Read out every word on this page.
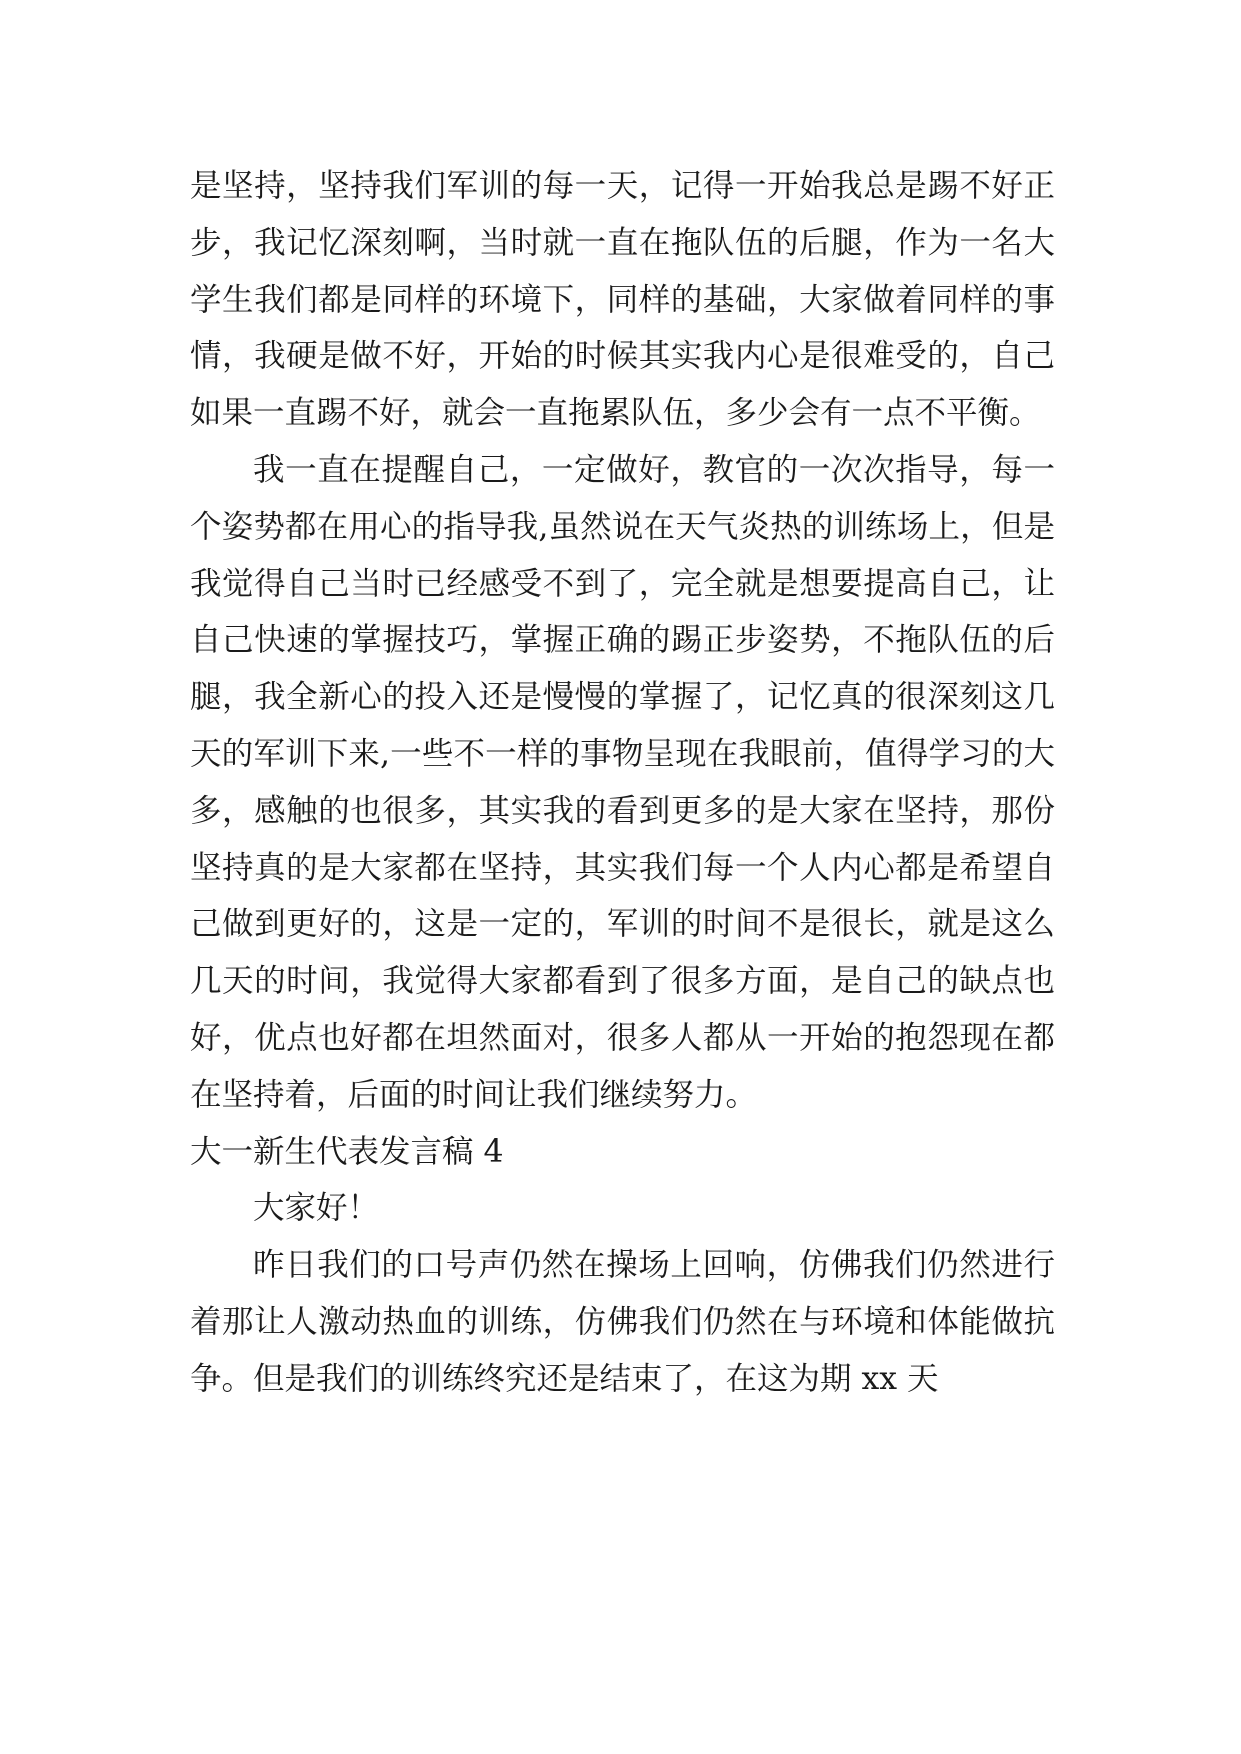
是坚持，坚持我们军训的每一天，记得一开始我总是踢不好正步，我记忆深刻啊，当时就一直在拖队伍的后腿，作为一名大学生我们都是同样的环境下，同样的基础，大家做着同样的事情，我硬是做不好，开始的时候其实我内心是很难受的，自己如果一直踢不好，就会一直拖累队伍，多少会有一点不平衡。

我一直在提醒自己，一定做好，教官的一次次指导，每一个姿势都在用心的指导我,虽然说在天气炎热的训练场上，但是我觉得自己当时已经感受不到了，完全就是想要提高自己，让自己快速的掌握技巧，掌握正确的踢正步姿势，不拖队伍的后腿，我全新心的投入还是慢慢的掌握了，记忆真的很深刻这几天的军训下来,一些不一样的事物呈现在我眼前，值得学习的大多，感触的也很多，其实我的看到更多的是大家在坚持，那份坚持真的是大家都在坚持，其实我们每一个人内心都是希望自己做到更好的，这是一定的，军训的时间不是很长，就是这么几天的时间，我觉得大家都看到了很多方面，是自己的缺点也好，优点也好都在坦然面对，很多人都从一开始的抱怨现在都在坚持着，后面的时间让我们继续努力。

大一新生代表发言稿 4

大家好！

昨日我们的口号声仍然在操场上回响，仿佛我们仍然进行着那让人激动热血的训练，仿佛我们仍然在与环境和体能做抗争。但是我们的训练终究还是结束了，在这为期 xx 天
---
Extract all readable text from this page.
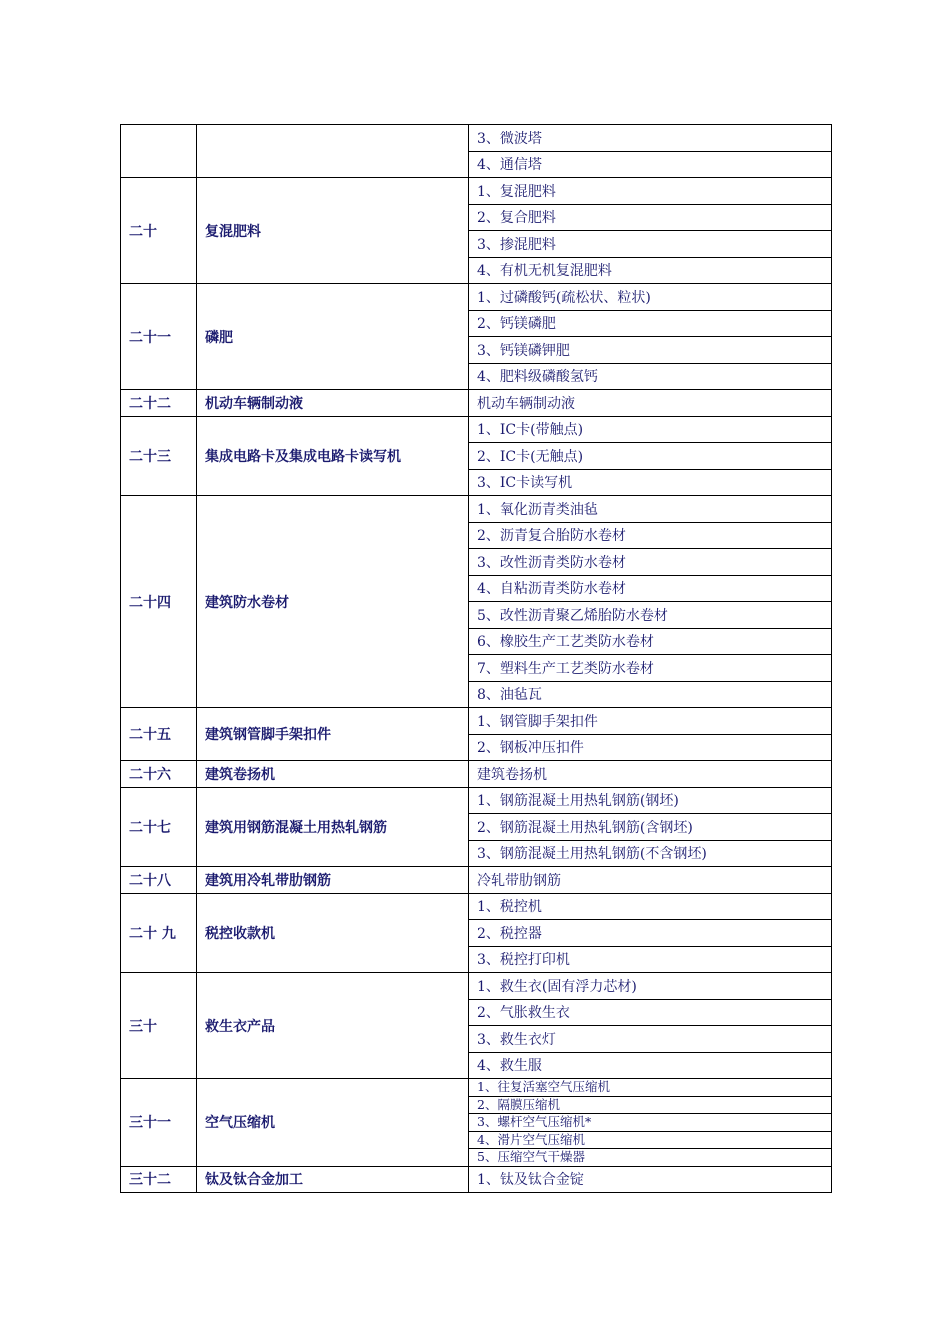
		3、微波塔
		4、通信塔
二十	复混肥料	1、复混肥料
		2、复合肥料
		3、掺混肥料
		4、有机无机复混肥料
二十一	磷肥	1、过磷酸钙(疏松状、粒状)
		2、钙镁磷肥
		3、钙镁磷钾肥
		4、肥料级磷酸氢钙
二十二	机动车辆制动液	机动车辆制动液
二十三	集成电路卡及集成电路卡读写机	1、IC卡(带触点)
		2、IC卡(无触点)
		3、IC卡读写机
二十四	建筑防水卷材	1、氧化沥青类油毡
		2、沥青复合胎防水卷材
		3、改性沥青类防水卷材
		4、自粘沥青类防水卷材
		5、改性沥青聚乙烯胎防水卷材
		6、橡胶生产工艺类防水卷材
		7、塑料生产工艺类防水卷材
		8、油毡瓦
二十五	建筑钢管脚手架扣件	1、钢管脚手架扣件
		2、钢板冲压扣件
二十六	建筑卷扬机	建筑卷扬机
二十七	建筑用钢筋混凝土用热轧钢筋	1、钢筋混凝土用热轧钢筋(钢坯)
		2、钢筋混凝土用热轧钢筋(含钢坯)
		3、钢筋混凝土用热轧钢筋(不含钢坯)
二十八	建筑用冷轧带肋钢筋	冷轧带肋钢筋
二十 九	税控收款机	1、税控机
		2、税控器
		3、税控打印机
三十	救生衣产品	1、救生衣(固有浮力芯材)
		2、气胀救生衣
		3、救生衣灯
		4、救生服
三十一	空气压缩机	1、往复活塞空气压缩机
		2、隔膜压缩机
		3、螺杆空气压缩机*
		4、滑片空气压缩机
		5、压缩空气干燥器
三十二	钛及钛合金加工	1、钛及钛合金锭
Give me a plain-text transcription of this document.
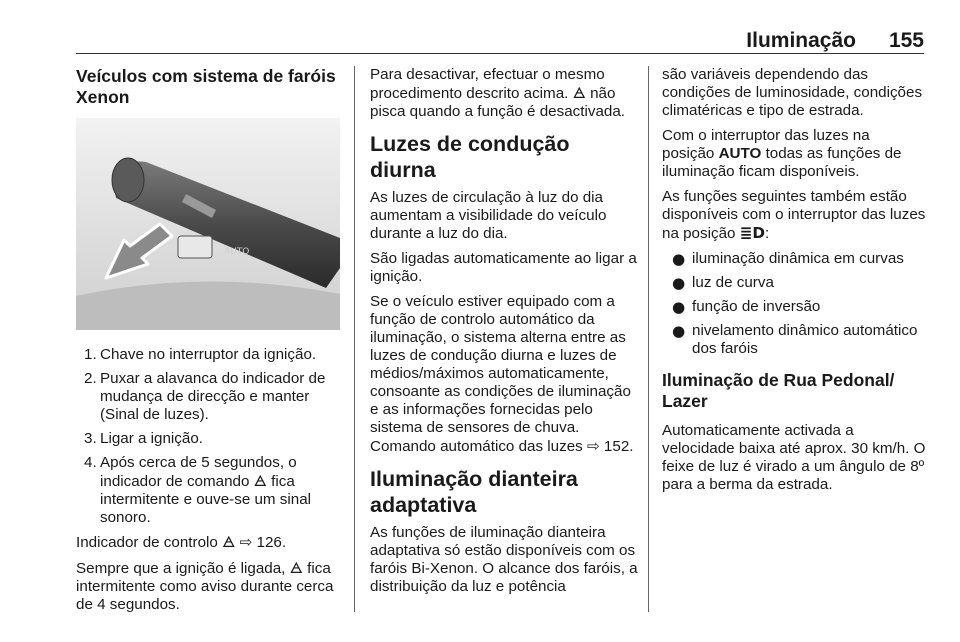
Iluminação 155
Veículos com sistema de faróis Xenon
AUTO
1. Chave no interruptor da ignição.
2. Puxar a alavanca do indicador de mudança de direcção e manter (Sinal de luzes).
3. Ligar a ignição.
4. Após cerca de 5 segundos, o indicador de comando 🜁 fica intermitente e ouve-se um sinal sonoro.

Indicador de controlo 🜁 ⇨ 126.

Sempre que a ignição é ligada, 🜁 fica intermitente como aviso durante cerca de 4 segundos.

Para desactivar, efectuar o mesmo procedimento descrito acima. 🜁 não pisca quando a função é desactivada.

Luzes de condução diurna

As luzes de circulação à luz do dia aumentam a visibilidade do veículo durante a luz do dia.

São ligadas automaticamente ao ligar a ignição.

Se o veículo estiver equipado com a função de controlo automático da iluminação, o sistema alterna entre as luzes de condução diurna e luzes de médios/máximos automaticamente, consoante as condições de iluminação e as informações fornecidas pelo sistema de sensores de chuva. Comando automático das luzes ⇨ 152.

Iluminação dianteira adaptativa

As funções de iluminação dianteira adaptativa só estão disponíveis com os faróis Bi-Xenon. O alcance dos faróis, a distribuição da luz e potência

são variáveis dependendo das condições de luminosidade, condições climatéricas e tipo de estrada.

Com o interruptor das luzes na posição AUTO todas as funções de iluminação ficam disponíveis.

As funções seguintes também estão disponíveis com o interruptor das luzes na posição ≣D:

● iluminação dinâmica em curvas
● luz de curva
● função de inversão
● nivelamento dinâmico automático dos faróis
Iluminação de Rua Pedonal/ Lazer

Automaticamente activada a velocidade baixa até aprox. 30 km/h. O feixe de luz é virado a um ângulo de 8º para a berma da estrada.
--
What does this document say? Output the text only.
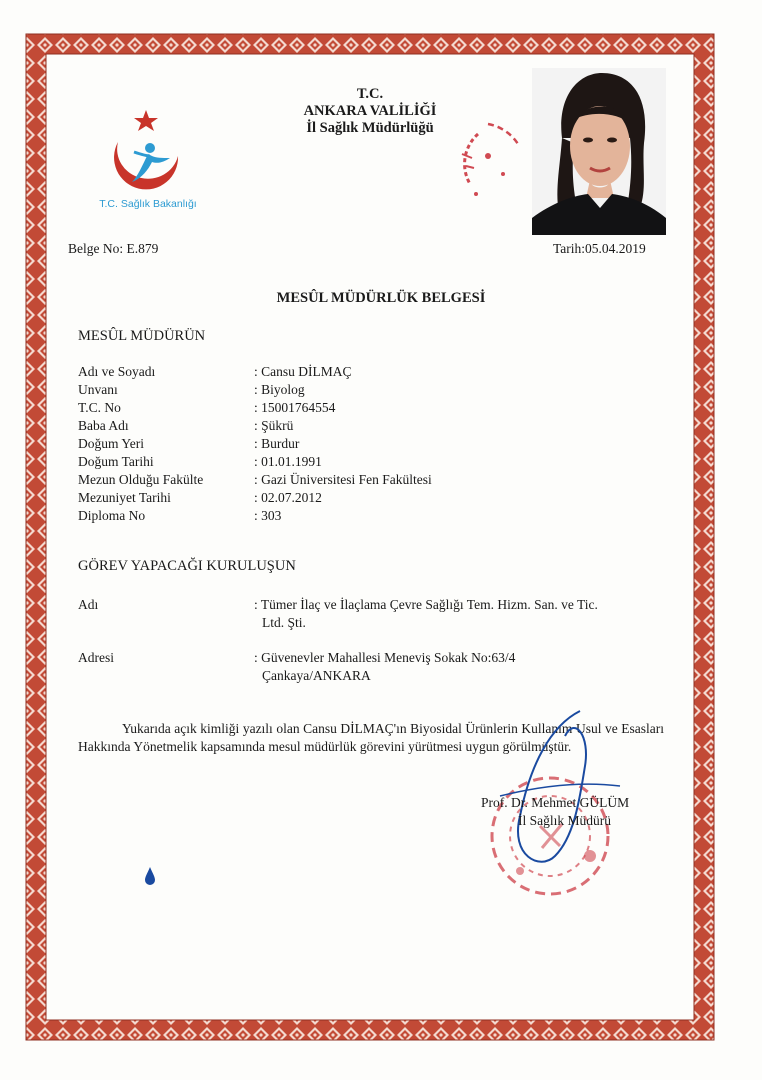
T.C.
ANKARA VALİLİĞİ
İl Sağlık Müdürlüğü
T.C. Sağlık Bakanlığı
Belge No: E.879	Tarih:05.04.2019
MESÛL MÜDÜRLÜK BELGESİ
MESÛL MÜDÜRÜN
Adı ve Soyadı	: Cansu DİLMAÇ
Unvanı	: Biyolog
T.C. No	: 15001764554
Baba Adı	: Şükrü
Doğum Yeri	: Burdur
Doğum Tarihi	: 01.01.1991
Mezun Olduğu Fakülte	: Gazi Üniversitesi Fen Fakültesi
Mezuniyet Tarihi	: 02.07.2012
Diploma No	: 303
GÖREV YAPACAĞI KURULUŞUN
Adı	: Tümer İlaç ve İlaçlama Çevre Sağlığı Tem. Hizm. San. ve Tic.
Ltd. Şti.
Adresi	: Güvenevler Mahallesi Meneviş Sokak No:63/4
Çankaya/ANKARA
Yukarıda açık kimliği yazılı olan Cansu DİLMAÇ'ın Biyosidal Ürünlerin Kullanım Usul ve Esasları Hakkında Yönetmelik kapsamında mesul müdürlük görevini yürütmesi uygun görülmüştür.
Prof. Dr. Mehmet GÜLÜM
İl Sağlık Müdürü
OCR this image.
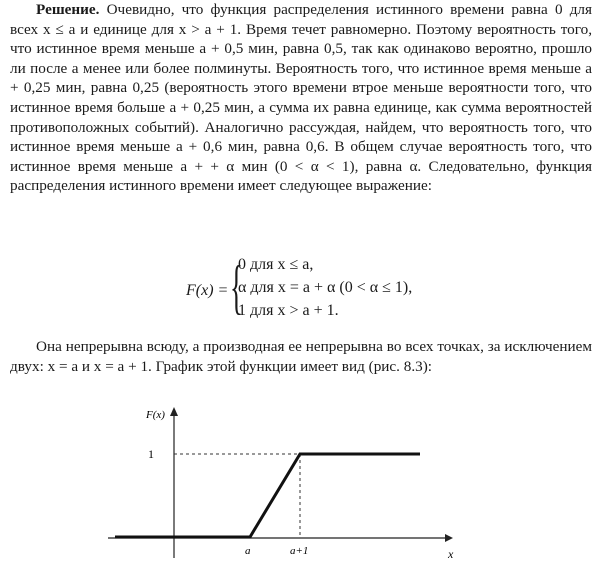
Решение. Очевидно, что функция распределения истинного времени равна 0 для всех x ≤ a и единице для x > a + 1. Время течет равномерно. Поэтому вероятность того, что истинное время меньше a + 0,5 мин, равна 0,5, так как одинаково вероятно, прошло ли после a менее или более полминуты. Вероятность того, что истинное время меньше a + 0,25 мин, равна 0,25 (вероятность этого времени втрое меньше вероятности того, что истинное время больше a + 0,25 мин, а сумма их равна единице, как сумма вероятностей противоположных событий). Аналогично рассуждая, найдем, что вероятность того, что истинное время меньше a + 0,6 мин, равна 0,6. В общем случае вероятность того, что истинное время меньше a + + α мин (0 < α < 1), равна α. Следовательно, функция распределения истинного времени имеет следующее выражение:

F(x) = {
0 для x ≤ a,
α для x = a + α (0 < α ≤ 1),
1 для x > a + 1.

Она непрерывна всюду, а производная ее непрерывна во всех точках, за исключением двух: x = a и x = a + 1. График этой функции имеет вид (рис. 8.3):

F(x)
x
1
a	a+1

» **Task goal**
All lines of the data above that include the word "Sağlık" must be shown.

» **Complete output**
İl Sağlık Müdürlüğü
T.C. Sağlık Bakanlığı
İl Sağlık Müdürü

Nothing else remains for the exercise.